WRITTEN PROBLEM - Repeat all of the material exactly as given.

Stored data
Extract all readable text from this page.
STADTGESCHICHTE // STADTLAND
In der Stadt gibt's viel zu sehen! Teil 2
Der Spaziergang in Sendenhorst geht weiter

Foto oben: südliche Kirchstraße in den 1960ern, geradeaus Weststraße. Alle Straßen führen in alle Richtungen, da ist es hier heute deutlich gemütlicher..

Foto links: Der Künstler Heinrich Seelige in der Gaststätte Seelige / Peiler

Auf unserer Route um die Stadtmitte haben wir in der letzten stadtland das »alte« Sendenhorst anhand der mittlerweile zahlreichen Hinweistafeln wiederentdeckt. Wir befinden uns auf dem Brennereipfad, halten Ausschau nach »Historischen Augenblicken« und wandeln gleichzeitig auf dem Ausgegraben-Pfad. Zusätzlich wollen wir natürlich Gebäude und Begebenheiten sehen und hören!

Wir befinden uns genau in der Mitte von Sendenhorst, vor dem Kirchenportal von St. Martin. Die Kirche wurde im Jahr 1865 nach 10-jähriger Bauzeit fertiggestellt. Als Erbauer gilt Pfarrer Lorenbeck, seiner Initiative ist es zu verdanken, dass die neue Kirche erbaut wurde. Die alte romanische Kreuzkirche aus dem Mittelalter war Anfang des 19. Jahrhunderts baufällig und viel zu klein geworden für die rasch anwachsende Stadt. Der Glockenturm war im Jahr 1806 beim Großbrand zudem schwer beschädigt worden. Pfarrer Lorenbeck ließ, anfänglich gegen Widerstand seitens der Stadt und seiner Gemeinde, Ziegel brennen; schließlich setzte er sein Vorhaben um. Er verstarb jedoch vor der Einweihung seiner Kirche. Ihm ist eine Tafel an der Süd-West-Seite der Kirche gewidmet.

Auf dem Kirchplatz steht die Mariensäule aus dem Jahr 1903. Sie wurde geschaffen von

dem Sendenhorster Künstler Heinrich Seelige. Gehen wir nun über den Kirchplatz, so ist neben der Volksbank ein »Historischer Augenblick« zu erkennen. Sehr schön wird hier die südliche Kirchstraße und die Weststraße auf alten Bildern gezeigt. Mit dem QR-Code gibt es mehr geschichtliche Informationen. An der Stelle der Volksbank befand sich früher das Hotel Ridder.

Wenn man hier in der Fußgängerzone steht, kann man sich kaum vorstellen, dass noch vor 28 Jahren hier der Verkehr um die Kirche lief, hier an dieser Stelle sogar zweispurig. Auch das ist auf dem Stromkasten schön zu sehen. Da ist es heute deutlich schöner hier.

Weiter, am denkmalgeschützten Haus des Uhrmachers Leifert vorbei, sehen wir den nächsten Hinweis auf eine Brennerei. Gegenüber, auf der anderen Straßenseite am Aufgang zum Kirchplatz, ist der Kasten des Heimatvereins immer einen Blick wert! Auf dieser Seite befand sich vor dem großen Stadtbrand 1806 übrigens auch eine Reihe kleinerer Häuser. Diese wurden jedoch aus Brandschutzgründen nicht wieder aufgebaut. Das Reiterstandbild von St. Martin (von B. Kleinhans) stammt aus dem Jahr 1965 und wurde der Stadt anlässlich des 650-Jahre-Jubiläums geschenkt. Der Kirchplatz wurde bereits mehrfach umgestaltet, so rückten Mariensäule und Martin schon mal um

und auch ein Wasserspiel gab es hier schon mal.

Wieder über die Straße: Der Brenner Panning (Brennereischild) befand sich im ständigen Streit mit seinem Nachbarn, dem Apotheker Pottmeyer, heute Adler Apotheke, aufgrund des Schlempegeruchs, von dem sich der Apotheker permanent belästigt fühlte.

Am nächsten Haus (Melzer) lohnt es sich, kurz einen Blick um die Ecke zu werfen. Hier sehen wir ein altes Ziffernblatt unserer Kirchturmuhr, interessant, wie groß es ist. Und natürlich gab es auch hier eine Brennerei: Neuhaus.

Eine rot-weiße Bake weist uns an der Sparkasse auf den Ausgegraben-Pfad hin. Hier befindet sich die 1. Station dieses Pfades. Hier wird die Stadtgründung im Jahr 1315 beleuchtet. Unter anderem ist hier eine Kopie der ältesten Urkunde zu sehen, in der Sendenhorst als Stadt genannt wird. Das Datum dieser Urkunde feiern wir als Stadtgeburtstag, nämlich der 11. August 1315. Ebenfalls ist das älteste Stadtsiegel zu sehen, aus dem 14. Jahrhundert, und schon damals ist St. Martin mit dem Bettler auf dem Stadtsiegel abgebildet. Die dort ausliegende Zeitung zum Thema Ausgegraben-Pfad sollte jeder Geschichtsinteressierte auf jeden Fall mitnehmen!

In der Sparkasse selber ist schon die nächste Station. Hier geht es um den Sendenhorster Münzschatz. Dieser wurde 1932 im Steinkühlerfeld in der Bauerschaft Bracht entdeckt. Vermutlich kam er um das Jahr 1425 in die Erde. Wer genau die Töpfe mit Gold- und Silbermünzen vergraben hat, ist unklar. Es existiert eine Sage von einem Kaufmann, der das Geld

REPLY TO THE EXERCISE -
Extract all readable text from this page.
STADTGESCHICHTE // STADTLAND
In der Stadt gibt's viel zu sehen! Teil 2
Der Spaziergang in Sendenhorst geht weiter

Foto oben: südliche Kirchstraße in den 1960ern, geradeaus Weststraße. Alle Straßen führen in alle Richtungen, da ist es hier heute deutlich gemütlicher..

Foto links: Der Künstler Heinrich Seelige in der Gaststätte Seelige / Peiler

Auf unserer Route um die Stadtmitte haben wir in der letzten stadtland das »alte« Sendenhorst anhand der mittlerweile zahlreichen Hinweistafeln wiederentdeckt. Wir befinden uns auf dem Brennereipfad, halten Ausschau nach »Historischen Augenblicken« und wandeln gleichzeitig auf dem Ausgegraben-Pfad. Zusätzlich wollen wir natürlich Gebäude und Begebenheiten sehen und hören!

Wir befinden uns genau in der Mitte von Sendenhorst, vor dem Kirchenportal von St. Martin. Die Kirche wurde im Jahr 1865 nach 10-jähriger Bauzeit fertiggestellt. Als Erbauer gilt Pfarrer Lorenbeck, seiner Initiative ist es zu verdanken, dass die neue Kirche erbaut wurde. Die alte romanische Kreuzkirche aus dem Mittelalter war Anfang des 19. Jahrhunderts baufällig und viel zu klein geworden für die rasch anwachsende Stadt. Der Glockenturm war im Jahr 1806 beim Großbrand zudem schwer beschädigt worden. Pfarrer Lorenbeck ließ, anfänglich gegen Widerstand seitens der Stadt und seiner Gemeinde, Ziegel brennen; schließlich setzte er sein Vorhaben um. Er verstarb jedoch vor der Einweihung seiner Kirche. Ihm ist eine Tafel an der Süd-West-Seite der Kirche gewidmet.

Auf dem Kirchplatz steht die Mariensäule aus dem Jahr 1903. Sie wurde geschaffen von

dem Sendenhorster Künstler Heinrich Seelige. Gehen wir nun über den Kirchplatz, so ist neben der Volksbank ein »Historischer Augenblick« zu erkennen. Sehr schön wird hier die südliche Kirchstraße und die Weststraße auf alten Bildern gezeigt. Mit dem QR-Code gibt es mehr geschichtliche Informationen. An der Stelle der Volksbank befand sich früher das Hotel Ridder.

Wenn man hier in der Fußgängerzone steht, kann man sich kaum vorstellen, dass noch vor 28 Jahren hier der Verkehr um die Kirche lief, hier an dieser Stelle sogar zweispurig. Auch das ist auf dem Stromkasten schön zu sehen. Da ist es heute deutlich schöner hier.

Weiter, am denkmalgeschützten Haus des Uhrmachers Leifert vorbei, sehen wir den nächsten Hinweis auf eine Brennerei. Gegenüber, auf der anderen Straßenseite am Aufgang zum Kirchplatz, ist der Kasten des Heimatvereins immer einen Blick wert! Auf dieser Seite befand sich vor dem großen Stadtbrand 1806 übrigens auch eine Reihe kleinerer Häuser. Diese wurden jedoch aus Brandschutzgründen nicht wieder aufgebaut. Das Reiterstandbild von St. Martin (von B. Kleinhans) stammt aus dem Jahr 1965 und wurde der Stadt anlässlich des 650-Jahre-Jubiläums geschenkt. Der Kirchplatz wurde bereits mehrfach umgestaltet, so rückten Mariensäule und Martin schon mal um

und auch ein Wasserspiel gab es hier schon mal.

Wieder über die Straße: Der Brenner Panning (Brennereischild) befand sich im ständigen Streit mit seinem Nachbarn, dem Apotheker Pottmeyer, heute Adler Apotheke, aufgrund des Schlempegeruchs, von dem sich der Apotheker permanent belästigt fühlte.

Am nächsten Haus (Melzer) lohnt es sich, kurz einen Blick um die Ecke zu werfen. Hier sehen wir ein altes Ziffernblatt unserer Kirchturmuhr, interessant, wie groß es ist. Und natürlich gab es auch hier eine Brennerei: Neuhaus.

Eine rot-weiße Bake weist uns an der Sparkasse auf den Ausgegraben-Pfad hin. Hier befindet sich die 1. Station dieses Pfades. Hier wird die Stadtgründung im Jahr 1315 beleuchtet. Unter anderem ist hier eine Kopie der ältesten Urkunde zu sehen, in der Sendenhorst als Stadt genannt wird. Das Datum dieser Urkunde feiern wir als Stadtgeburtstag, nämlich der 11. August 1315. Ebenfalls ist das älteste Stadtsiegel zu sehen, aus dem 14. Jahrhundert, und schon damals ist St. Martin mit dem Bettler auf dem Stadtsiegel abgebildet. Die dort ausliegende Zeitung zum Thema Ausgegraben-Pfad sollte jeder Geschichtsinteressierte auf jeden Fall mitnehmen!

In der Sparkasse selber ist schon die nächste Station. Hier geht es um den Sendenhorster Münzschatz. Dieser wurde 1932 im Steinkühlerfeld in der Bauerschaft Bracht entdeckt. Vermutlich kam er um das Jahr 1425 in die Erde. Wer genau die Töpfe mit Gold- und Silbermünzen vergraben hat, ist unklar. Es existiert eine Sage von einem Kaufmann, der das Geld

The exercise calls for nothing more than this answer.